## GIVEN INFORMATION
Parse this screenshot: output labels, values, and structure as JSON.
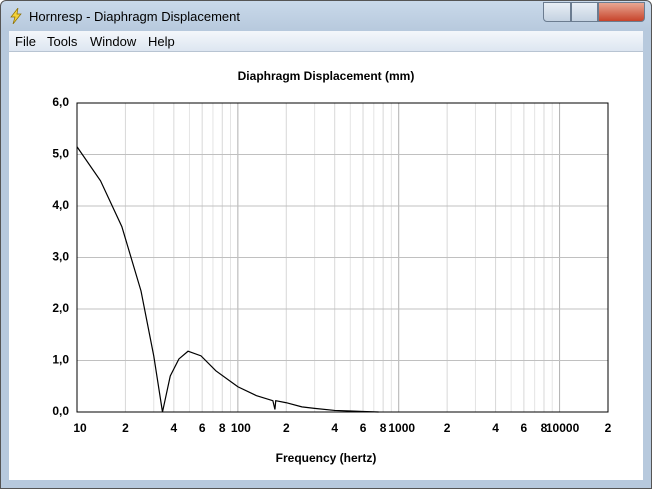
{
  "window": {
    "title": "Hornresp - Diaphragm Displacement"
  },
  "menu": [
    "File",
    "Tools",
    "Window",
    "Help"
  ],
  "chart_data": {
    "type": "line",
    "title": "Diaphragm Displacement (mm)",
    "x_label": "Frequency (hertz)",
    "log_x": true,
    "grid": true,
    "x": [
      10,
      14,
      19,
      25,
      30,
      34,
      38,
      43,
      49,
      59,
      73,
      100,
      130,
      165,
      170,
      172,
      200,
      250,
      300,
      400,
      500,
      600,
      750
    ],
    "series": [
      {
        "name": "Displacement",
        "color": "#000000",
        "values": [
          5.15,
          4.49,
          3.6,
          2.35,
          1.09,
          0,
          0.7,
          1.03,
          1.18,
          1.09,
          0.8,
          0.49,
          0.32,
          0.22,
          0.05,
          0.22,
          0.18,
          0.1,
          0.07,
          0.03,
          0.02,
          0.01,
          0
        ]
      }
    ],
    "xlim": [
      10,
      20000
    ],
    "xticks": [
      10,
      {
        "value": 20,
        "label": "2"
      },
      {
        "value": 40,
        "label": "4"
      },
      {
        "value": 60,
        "label": "6"
      },
      {
        "value": 80,
        "label": "8"
      },
      100,
      {
        "value": 200,
        "label": "2"
      },
      {
        "value": 400,
        "label": "4"
      },
      {
        "value": 600,
        "label": "6"
      },
      {
        "value": 800,
        "label": "8"
      },
      1000,
      {
        "value": 2000,
        "label": "2"
      },
      {
        "value": 4000,
        "label": "4"
      },
      {
        "value": 6000,
        "label": "6"
      },
      {
        "value": 8000,
        "label": "8"
      },
      10000,
      {
        "value": 20000,
        "label": "2"
      }
    ],
    "ylim": [
      0,
      6
    ],
    "yticks": [
      {
        "value": 0,
        "label": "0,0"
      },
      {
        "value": 1,
        "label": "1,0"
      },
      {
        "value": 2,
        "label": "2,0"
      },
      {
        "value": 3,
        "label": "3,0"
      },
      {
        "value": 4,
        "label": "4,0"
      },
      {
        "value": 5,
        "label": "5,0"
      },
      {
        "value": 6,
        "label": "6,0"
      }
    ]
  }
}
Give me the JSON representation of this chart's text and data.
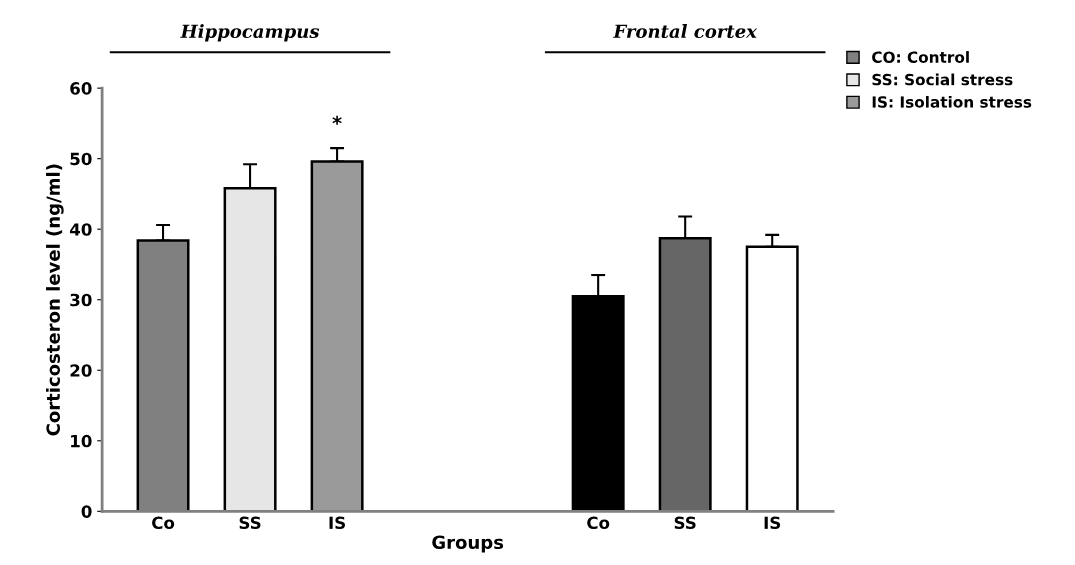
{
  "chart_data": {
    "type": "bar",
    "xlabel": "Groups",
    "ylabel": "Corticosteron level (ng/ml)",
    "categories": [
      "Co",
      "SS",
      "IS",
      null,
      null,
      "Co",
      "SS",
      "IS"
    ],
    "series": [
      {
        "name": "CO: Control",
        "color": "#808080",
        "colors": [
          "#808080",
          null,
          null,
          null,
          null,
          "#000000",
          null,
          null
        ],
        "values": [
          38.4,
          null,
          null,
          null,
          null,
          30.5,
          null,
          null
        ],
        "errors": [
          2.2,
          null,
          null,
          null,
          null,
          3.0,
          null,
          null
        ]
      },
      {
        "name": "SS: Social stress",
        "color": "#e6e6e6",
        "colors": [
          null,
          "#e6e6e6",
          null,
          null,
          null,
          null,
          "#666666",
          null
        ],
        "values": [
          null,
          45.8,
          null,
          null,
          null,
          null,
          38.7,
          null
        ],
        "errors": [
          null,
          3.4,
          null,
          null,
          null,
          null,
          3.1,
          null
        ]
      },
      {
        "name": "IS: Isolation stress",
        "color": "#9a9a9a",
        "colors": [
          null,
          null,
          "#9a9a9a",
          null,
          null,
          null,
          null,
          "#ffffff"
        ],
        "values": [
          null,
          null,
          49.6,
          null,
          null,
          null,
          null,
          37.5
        ],
        "errors": [
          null,
          null,
          1.9,
          null,
          null,
          null,
          null,
          1.7
        ]
      }
    ],
    "ylim": [
      0,
      60
    ],
    "yticks": [
      0,
      10,
      20,
      30,
      40,
      50,
      60
    ],
    "grid": false,
    "legend": "top right",
    "annotations": [
      "Hippocampus",
      "Frontal cortex",
      "*"
    ]
  }
}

## WORK TO COMPLETE
Extract the full listing exactly, with the pictures left out.

## OUTPUT OF THE EXERCISE
Parse this screenshot: output labels, values, and structure as JSON.
{
  "window": {
    "title": "Hornresp - Diaphragm Displacement"
  },
  "menu": [
    "File",
    "Tools",
    "Window",
    "Help"
  ],
  "chart_data": {
    "type": "line",
    "title": "Diaphragm Displacement (mm)",
    "x_label": "Frequency (hertz)",
    "log_x": true,
    "grid": true,
    "x": [
      10,
      14,
      19,
      25,
      30,
      34,
      38,
      43,
      49,
      59,
      73,
      100,
      130,
      165,
      170,
      172,
      200,
      250,
      300,
      400,
      500,
      600,
      750
    ],
    "series": [
      {
        "name": "Displacement",
        "color": "#000000",
        "values": [
          5.15,
          4.49,
          3.6,
          2.35,
          1.09,
          0,
          0.7,
          1.03,
          1.18,
          1.09,
          0.8,
          0.49,
          0.32,
          0.22,
          0.05,
          0.22,
          0.18,
          0.1,
          0.07,
          0.03,
          0.02,
          0.01,
          0
        ]
      }
    ],
    "xlim": [
      10,
      20000
    ],
    "xticks": [
      10,
      {
        "value": 20,
        "label": "2"
      },
      {
        "value": 40,
        "label": "4"
      },
      {
        "value": 60,
        "label": "6"
      },
      {
        "value": 80,
        "label": "8"
      },
      100,
      {
        "value": 200,
        "label": "2"
      },
      {
        "value": 400,
        "label": "4"
      },
      {
        "value": 600,
        "label": "6"
      },
      {
        "value": 800,
        "label": "8"
      },
      1000,
      {
        "value": 2000,
        "label": "2"
      },
      {
        "value": 4000,
        "label": "4"
      },
      {
        "value": 6000,
        "label": "6"
      },
      {
        "value": 8000,
        "label": "8"
      },
      10000,
      {
        "value": 20000,
        "label": "2"
      }
    ],
    "ylim": [
      0,
      6
    ],
    "yticks": [
      {
        "value": 0,
        "label": "0,0"
      },
      {
        "value": 1,
        "label": "1,0"
      },
      {
        "value": 2,
        "label": "2,0"
      },
      {
        "value": 3,
        "label": "3,0"
      },
      {
        "value": 4,
        "label": "4,0"
      },
      {
        "value": 5,
        "label": "5,0"
      },
      {
        "value": 6,
        "label": "6,0"
      }
    ]
  }
}
Give me the JSON representation of this chart's text and data.
{
  "chart_data": {
    "type": "bar",
    "xlabel": "Groups",
    "ylabel": "Corticosteron level (ng/ml)",
    "categories": [
      "Co",
      "SS",
      "IS",
      null,
      null,
      "Co",
      "SS",
      "IS"
    ],
    "series": [
      {
        "name": "CO: Control",
        "color": "#808080",
        "colors": [
          "#808080",
          null,
          null,
          null,
          null,
          "#000000",
          null,
          null
        ],
        "values": [
          38.4,
          null,
          null,
          null,
          null,
          30.5,
          null,
          null
        ],
        "errors": [
          2.2,
          null,
          null,
          null,
          null,
          3.0,
          null,
          null
        ]
      },
      {
        "name": "SS: Social stress",
        "color": "#e6e6e6",
        "colors": [
          null,
          "#e6e6e6",
          null,
          null,
          null,
          null,
          "#666666",
          null
        ],
        "values": [
          null,
          45.8,
          null,
          null,
          null,
          null,
          38.7,
          null
        ],
        "errors": [
          null,
          3.4,
          null,
          null,
          null,
          null,
          3.1,
          null
        ]
      },
      {
        "name": "IS: Isolation stress",
        "color": "#9a9a9a",
        "colors": [
          null,
          null,
          "#9a9a9a",
          null,
          null,
          null,
          null,
          "#ffffff"
        ],
        "values": [
          null,
          null,
          49.6,
          null,
          null,
          null,
          null,
          37.5
        ],
        "errors": [
          null,
          null,
          1.9,
          null,
          null,
          null,
          null,
          1.7
        ]
      }
    ],
    "ylim": [
      0,
      60
    ],
    "yticks": [
      0,
      10,
      20,
      30,
      40,
      50,
      60
    ],
    "grid": false,
    "legend": "top right",
    "annotations": [
      "Hippocampus",
      "Frontal cortex",
      "*"
    ]
  }
}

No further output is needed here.